▶ Task prompt
Below are some records; return each one exactly.

-- Information given start --

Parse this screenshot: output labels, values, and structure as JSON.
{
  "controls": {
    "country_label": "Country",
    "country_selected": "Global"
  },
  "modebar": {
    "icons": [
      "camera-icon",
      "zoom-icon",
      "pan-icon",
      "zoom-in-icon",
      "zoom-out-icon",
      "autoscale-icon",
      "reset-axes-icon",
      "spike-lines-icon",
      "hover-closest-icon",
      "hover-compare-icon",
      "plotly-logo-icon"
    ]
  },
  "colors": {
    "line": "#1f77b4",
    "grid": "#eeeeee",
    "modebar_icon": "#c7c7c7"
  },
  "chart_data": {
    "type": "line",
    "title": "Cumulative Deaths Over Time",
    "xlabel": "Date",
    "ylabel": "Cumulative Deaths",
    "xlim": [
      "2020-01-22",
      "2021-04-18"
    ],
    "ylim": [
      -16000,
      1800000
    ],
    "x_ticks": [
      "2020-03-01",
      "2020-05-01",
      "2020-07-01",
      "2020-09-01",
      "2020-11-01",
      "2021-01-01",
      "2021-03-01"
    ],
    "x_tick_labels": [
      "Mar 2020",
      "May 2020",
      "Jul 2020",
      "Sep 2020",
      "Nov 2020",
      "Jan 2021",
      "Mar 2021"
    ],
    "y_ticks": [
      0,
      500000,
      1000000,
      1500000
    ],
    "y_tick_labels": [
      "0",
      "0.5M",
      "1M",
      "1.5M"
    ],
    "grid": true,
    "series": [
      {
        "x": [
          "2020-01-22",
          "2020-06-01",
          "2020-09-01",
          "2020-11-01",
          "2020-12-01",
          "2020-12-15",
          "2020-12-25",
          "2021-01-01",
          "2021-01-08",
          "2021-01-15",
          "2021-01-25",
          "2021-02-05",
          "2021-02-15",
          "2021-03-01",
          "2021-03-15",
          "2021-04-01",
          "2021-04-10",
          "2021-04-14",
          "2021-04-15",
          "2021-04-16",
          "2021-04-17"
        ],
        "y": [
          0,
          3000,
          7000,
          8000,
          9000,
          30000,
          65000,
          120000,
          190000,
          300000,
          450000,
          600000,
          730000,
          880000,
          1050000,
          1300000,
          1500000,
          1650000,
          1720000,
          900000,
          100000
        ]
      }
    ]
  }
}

-- Information given end --

▶ Result
Parse this screenshot: output labels, values, and structure as JSON.
{
  "controls": {
    "country_label": "Country",
    "country_selected": "Global"
  },
  "modebar": {
    "icons": [
      "camera-icon",
      "zoom-icon",
      "pan-icon",
      "zoom-in-icon",
      "zoom-out-icon",
      "autoscale-icon",
      "reset-axes-icon",
      "spike-lines-icon",
      "hover-closest-icon",
      "hover-compare-icon",
      "plotly-logo-icon"
    ]
  },
  "colors": {
    "line": "#1f77b4",
    "grid": "#eeeeee",
    "modebar_icon": "#c7c7c7"
  },
  "chart_data": {
    "type": "line",
    "title": "Cumulative Deaths Over Time",
    "xlabel": "Date",
    "ylabel": "Cumulative Deaths",
    "xlim": [
      "2020-01-22",
      "2021-04-18"
    ],
    "ylim": [
      -16000,
      1800000
    ],
    "x_ticks": [
      "2020-03-01",
      "2020-05-01",
      "2020-07-01",
      "2020-09-01",
      "2020-11-01",
      "2021-01-01",
      "2021-03-01"
    ],
    "x_tick_labels": [
      "Mar 2020",
      "May 2020",
      "Jul 2020",
      "Sep 2020",
      "Nov 2020",
      "Jan 2021",
      "Mar 2021"
    ],
    "y_ticks": [
      0,
      500000,
      1000000,
      1500000
    ],
    "y_tick_labels": [
      "0",
      "0.5M",
      "1M",
      "1.5M"
    ],
    "grid": true,
    "series": [
      {
        "x": [
          "2020-01-22",
          "2020-06-01",
          "2020-09-01",
          "2020-11-01",
          "2020-12-01",
          "2020-12-15",
          "2020-12-25",
          "2021-01-01",
          "2021-01-08",
          "2021-01-15",
          "2021-01-25",
          "2021-02-05",
          "2021-02-15",
          "2021-03-01",
          "2021-03-15",
          "2021-04-01",
          "2021-04-10",
          "2021-04-14",
          "2021-04-15",
          "2021-04-16",
          "2021-04-17"
        ],
        "y": [
          0,
          3000,
          7000,
          8000,
          9000,
          30000,
          65000,
          120000,
          190000,
          300000,
          450000,
          600000,
          730000,
          880000,
          1050000,
          1300000,
          1500000,
          1650000,
          1720000,
          900000,
          100000
        ]
      }
    ]
  }
}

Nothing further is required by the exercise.